→ DESCRIPTION OF THE TASK:
Extract every line that contains the word "Breaker".

(Rows from a figure dataset)
Start

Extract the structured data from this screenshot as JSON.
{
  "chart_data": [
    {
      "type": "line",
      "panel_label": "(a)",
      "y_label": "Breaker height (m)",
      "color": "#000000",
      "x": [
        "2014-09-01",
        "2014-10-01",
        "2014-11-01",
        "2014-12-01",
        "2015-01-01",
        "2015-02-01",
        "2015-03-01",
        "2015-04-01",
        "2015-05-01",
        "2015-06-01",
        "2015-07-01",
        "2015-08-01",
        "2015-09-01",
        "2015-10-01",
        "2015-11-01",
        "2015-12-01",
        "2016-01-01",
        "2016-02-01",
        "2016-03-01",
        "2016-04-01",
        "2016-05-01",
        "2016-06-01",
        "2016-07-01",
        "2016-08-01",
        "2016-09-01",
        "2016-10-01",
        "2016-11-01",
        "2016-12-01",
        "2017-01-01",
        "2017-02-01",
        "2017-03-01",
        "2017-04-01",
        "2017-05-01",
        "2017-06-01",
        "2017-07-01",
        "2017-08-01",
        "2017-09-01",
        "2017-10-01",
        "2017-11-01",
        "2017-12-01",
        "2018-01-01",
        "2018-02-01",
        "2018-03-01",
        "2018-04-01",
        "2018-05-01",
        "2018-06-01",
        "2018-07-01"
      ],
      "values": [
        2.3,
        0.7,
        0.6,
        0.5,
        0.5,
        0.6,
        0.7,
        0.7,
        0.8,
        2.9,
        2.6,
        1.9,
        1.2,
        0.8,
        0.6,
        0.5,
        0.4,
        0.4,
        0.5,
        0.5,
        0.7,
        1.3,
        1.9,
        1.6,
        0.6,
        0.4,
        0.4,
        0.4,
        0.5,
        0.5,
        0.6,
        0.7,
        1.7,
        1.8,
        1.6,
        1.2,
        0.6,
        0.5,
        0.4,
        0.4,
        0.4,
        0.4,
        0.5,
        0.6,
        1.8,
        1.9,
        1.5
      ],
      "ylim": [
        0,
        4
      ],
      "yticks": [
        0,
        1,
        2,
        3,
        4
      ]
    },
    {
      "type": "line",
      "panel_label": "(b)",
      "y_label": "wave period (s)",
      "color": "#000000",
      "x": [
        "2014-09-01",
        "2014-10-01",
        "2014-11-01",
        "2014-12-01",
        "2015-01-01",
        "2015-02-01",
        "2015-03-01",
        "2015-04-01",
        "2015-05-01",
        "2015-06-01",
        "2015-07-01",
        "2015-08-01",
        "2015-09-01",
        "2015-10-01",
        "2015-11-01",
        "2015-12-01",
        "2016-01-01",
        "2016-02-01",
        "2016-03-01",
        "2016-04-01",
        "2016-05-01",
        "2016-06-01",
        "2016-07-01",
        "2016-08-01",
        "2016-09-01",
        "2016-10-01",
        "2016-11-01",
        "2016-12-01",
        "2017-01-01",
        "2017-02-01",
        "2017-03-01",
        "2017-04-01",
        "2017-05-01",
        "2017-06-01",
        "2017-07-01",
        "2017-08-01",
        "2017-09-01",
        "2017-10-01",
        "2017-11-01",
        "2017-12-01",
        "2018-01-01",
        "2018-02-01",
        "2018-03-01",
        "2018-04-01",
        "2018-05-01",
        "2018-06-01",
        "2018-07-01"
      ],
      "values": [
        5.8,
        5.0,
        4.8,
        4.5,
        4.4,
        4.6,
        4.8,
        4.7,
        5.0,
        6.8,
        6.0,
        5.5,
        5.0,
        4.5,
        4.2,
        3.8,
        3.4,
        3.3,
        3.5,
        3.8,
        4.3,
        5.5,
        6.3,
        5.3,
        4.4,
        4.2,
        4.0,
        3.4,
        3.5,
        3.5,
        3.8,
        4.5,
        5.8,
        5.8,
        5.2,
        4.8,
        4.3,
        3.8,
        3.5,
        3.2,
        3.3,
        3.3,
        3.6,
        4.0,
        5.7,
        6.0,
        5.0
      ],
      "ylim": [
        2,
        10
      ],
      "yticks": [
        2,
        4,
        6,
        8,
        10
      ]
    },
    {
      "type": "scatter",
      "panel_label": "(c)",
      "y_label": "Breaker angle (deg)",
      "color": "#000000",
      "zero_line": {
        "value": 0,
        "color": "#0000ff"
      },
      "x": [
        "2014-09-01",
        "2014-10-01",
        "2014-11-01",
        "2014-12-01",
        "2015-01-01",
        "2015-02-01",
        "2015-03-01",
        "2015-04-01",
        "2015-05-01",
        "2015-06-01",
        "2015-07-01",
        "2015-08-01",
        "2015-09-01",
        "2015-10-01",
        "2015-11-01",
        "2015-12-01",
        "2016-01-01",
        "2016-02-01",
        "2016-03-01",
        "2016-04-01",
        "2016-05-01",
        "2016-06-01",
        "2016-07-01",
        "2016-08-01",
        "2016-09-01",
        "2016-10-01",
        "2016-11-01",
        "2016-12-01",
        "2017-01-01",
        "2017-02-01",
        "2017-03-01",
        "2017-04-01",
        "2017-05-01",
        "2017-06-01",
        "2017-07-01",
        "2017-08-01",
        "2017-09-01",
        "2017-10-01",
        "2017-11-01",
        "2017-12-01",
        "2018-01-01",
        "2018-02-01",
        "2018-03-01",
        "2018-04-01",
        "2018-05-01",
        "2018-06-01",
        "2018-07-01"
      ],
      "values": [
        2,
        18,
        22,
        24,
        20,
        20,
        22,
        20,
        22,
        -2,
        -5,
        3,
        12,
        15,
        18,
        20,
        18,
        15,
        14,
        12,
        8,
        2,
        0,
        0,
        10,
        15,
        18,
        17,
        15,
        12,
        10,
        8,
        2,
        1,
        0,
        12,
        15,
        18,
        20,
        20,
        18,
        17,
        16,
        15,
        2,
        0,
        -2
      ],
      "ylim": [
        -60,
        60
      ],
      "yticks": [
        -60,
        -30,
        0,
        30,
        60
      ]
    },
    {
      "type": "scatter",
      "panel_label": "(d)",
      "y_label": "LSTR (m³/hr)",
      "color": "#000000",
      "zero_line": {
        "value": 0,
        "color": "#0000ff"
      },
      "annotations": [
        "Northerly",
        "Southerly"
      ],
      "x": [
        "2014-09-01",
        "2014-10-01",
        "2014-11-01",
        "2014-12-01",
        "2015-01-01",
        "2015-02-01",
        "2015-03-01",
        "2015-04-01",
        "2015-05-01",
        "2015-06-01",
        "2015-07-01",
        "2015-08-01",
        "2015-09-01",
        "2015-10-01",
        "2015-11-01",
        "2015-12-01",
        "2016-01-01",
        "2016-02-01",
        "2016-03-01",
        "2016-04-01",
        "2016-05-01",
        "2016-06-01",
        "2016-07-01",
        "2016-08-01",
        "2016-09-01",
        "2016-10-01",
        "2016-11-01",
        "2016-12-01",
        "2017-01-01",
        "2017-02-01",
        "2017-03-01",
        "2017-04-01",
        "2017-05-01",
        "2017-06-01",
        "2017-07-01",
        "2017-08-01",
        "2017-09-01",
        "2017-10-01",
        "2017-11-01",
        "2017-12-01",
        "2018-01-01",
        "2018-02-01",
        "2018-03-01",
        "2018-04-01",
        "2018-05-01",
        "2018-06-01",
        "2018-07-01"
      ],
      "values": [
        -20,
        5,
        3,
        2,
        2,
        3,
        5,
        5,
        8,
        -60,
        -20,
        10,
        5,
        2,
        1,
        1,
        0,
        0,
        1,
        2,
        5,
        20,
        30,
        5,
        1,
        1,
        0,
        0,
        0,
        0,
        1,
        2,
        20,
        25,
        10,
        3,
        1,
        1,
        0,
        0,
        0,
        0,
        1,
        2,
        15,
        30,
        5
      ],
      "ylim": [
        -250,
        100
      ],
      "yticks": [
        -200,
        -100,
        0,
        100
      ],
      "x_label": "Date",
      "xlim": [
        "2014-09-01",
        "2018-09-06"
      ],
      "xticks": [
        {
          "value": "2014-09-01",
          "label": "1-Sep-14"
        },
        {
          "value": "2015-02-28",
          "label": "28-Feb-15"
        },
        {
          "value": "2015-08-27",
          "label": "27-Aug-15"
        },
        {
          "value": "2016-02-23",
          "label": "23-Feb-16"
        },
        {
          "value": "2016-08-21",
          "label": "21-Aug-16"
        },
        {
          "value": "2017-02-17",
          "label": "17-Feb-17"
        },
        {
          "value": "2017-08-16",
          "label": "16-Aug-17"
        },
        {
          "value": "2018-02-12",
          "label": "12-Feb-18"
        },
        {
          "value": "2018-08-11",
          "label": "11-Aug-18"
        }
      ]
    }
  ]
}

End

→ ANSWER TO THE PROBLEM:
      "y_label": "Breaker height (m)",
      "y_label": "Breaker angle (deg)",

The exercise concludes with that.